Items from a dataset
* Begin *

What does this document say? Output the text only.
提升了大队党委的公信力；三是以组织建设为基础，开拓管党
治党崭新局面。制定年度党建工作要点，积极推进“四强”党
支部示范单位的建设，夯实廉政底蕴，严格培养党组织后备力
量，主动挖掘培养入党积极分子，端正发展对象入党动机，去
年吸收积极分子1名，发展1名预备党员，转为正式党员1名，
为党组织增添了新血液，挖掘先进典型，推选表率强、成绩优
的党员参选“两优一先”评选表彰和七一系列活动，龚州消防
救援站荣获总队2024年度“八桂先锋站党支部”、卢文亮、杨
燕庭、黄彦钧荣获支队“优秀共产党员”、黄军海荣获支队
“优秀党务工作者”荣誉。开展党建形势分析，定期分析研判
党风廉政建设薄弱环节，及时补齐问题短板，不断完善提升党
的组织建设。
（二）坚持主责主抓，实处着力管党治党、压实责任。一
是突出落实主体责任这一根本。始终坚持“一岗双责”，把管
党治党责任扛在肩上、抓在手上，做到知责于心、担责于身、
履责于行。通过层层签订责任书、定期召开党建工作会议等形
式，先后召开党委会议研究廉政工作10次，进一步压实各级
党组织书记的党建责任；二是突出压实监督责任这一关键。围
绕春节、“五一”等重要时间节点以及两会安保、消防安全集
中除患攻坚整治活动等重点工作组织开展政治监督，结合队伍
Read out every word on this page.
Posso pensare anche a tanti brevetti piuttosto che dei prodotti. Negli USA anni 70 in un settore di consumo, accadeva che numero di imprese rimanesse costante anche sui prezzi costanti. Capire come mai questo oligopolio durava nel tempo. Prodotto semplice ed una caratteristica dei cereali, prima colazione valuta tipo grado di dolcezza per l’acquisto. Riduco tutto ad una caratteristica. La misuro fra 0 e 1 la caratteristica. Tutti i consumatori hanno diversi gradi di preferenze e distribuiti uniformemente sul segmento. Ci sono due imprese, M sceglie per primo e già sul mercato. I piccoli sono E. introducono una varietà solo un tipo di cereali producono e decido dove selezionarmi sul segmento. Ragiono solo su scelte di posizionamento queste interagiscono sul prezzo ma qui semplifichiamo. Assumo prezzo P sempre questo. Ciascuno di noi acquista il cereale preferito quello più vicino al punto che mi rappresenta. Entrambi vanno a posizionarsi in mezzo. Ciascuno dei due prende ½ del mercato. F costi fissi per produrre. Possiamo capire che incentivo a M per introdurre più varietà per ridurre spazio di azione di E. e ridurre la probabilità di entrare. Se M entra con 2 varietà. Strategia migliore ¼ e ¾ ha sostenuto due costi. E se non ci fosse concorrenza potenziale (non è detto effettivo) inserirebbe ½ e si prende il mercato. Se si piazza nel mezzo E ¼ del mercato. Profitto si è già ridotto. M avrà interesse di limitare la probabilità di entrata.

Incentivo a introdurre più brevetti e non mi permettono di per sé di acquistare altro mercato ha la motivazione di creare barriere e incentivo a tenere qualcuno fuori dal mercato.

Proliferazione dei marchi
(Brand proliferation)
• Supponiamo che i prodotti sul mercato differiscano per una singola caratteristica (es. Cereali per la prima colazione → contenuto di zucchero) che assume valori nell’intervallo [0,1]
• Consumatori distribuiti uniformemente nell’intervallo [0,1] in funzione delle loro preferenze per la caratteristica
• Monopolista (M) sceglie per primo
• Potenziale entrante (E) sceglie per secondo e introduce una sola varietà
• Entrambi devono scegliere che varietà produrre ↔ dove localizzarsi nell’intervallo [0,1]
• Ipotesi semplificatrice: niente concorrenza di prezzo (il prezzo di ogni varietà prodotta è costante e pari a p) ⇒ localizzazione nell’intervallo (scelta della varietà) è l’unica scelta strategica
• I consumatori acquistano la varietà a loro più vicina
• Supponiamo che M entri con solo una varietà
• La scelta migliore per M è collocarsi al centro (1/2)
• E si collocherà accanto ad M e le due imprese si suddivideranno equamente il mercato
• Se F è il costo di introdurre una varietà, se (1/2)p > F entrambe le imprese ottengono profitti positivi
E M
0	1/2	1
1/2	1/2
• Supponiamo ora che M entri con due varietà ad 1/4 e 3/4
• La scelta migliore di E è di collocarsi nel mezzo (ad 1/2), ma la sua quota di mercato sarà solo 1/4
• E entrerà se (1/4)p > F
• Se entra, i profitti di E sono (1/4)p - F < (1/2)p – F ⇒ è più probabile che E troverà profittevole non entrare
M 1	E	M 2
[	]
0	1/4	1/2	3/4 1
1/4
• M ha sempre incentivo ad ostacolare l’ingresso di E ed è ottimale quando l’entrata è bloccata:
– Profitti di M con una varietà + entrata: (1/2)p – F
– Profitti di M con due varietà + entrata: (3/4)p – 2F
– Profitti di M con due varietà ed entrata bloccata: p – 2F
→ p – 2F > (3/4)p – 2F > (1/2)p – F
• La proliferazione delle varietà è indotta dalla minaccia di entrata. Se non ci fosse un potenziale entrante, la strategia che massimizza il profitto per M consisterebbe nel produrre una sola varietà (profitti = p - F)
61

* End *

Your task is to give the records above again, exactly.

### Correct answer
What does this document say? Output the text only.
提升了大队党委的公信力；三是以组织建设为基础，开拓管党
治党崭新局面。制定年度党建工作要点，积极推进“四强”党
支部示范单位的建设，夯实廉政底蕴，严格培养党组织后备力
量，主动挖掘培养入党积极分子，端正发展对象入党动机，去
年吸收积极分子1名，发展1名预备党员，转为正式党员1名，
为党组织增添了新血液，挖掘先进典型，推选表率强、成绩优
的党员参选“两优一先”评选表彰和七一系列活动，龚州消防
救援站荣获总队2024年度“八桂先锋站党支部”、卢文亮、杨
燕庭、黄彦钧荣获支队“优秀共产党员”、黄军海荣获支队
“优秀党务工作者”荣誉。开展党建形势分析，定期分析研判
党风廉政建设薄弱环节，及时补齐问题短板，不断完善提升党
的组织建设。
（二）坚持主责主抓，实处着力管党治党、压实责任。一
是突出落实主体责任这一根本。始终坚持“一岗双责”，把管
党治党责任扛在肩上、抓在手上，做到知责于心、担责于身、
履责于行。通过层层签订责任书、定期召开党建工作会议等形
式，先后召开党委会议研究廉政工作10次，进一步压实各级
党组织书记的党建责任；二是突出压实监督责任这一关键。围
绕春节、“五一”等重要时间节点以及两会安保、消防安全集
中除患攻坚整治活动等重点工作组织开展政治监督，结合队伍
Read out every word on this page.
Posso pensare anche a tanti brevetti piuttosto che dei prodotti. Negli USA anni 70 in un settore di consumo, accadeva che numero di imprese rimanesse costante anche sui prezzi costanti. Capire come mai questo oligopolio durava nel tempo. Prodotto semplice ed una caratteristica dei cereali, prima colazione valuta tipo grado di dolcezza per l’acquisto. Riduco tutto ad una caratteristica. La misuro fra 0 e 1 la caratteristica. Tutti i consumatori hanno diversi gradi di preferenze e distribuiti uniformemente sul segmento. Ci sono due imprese, M sceglie per primo e già sul mercato. I piccoli sono E. introducono una varietà solo un tipo di cereali producono e decido dove selezionarmi sul segmento. Ragiono solo su scelte di posizionamento queste interagiscono sul prezzo ma qui semplifichiamo. Assumo prezzo P sempre questo. Ciascuno di noi acquista il cereale preferito quello più vicino al punto che mi rappresenta. Entrambi vanno a posizionarsi in mezzo. Ciascuno dei due prende ½ del mercato. F costi fissi per produrre. Possiamo capire che incentivo a M per introdurre più varietà per ridurre spazio di azione di E. e ridurre la probabilità di entrare. Se M entra con 2 varietà. Strategia migliore ¼ e ¾ ha sostenuto due costi. E se non ci fosse concorrenza potenziale (non è detto effettivo) inserirebbe ½ e si prende il mercato. Se si piazza nel mezzo E ¼ del mercato. Profitto si è già ridotto. M avrà interesse di limitare la probabilità di entrata.

Incentivo a introdurre più brevetti e non mi permettono di per sé di acquistare altro mercato ha la motivazione di creare barriere e incentivo a tenere qualcuno fuori dal mercato.

Proliferazione dei marchi
(Brand proliferation)
• Supponiamo che i prodotti sul mercato differiscano per una singola caratteristica (es. Cereali per la prima colazione → contenuto di zucchero) che assume valori nell’intervallo [0,1]
• Consumatori distribuiti uniformemente nell’intervallo [0,1] in funzione delle loro preferenze per la caratteristica
• Monopolista (M) sceglie per primo
• Potenziale entrante (E) sceglie per secondo e introduce una sola varietà
• Entrambi devono scegliere che varietà produrre ↔ dove localizzarsi nell’intervallo [0,1]
• Ipotesi semplificatrice: niente concorrenza di prezzo (il prezzo di ogni varietà prodotta è costante e pari a p) ⇒ localizzazione nell’intervallo (scelta della varietà) è l’unica scelta strategica
• I consumatori acquistano la varietà a loro più vicina
• Supponiamo che M entri con solo una varietà
• La scelta migliore per M è collocarsi al centro (1/2)
• E si collocherà accanto ad M e le due imprese si suddivideranno equamente il mercato
• Se F è il costo di introdurre una varietà, se (1/2)p > F entrambe le imprese ottengono profitti positivi
E M
0	1/2	1
1/2	1/2
• Supponiamo ora che M entri con due varietà ad 1/4 e 3/4
• La scelta migliore di E è di collocarsi nel mezzo (ad 1/2), ma la sua quota di mercato sarà solo 1/4
• E entrerà se (1/4)p > F
• Se entra, i profitti di E sono (1/4)p - F < (1/2)p – F ⇒ è più probabile che E troverà profittevole non entrare
M 1	E	M 2
[	]
0	1/4	1/2	3/4 1
1/4
• M ha sempre incentivo ad ostacolare l’ingresso di E ed è ottimale quando l’entrata è bloccata:
– Profitti di M con una varietà + entrata: (1/2)p – F
– Profitti di M con due varietà + entrata: (3/4)p – 2F
– Profitti di M con due varietà ed entrata bloccata: p – 2F
→ p – 2F > (3/4)p – 2F > (1/2)p – F
• La proliferazione delle varietà è indotta dalla minaccia di entrata. Se non ci fosse un potenziale entrante, la strategia che massimizza il profitto per M consisterebbe nel produrre una sola varietà (profitti = p - F)
61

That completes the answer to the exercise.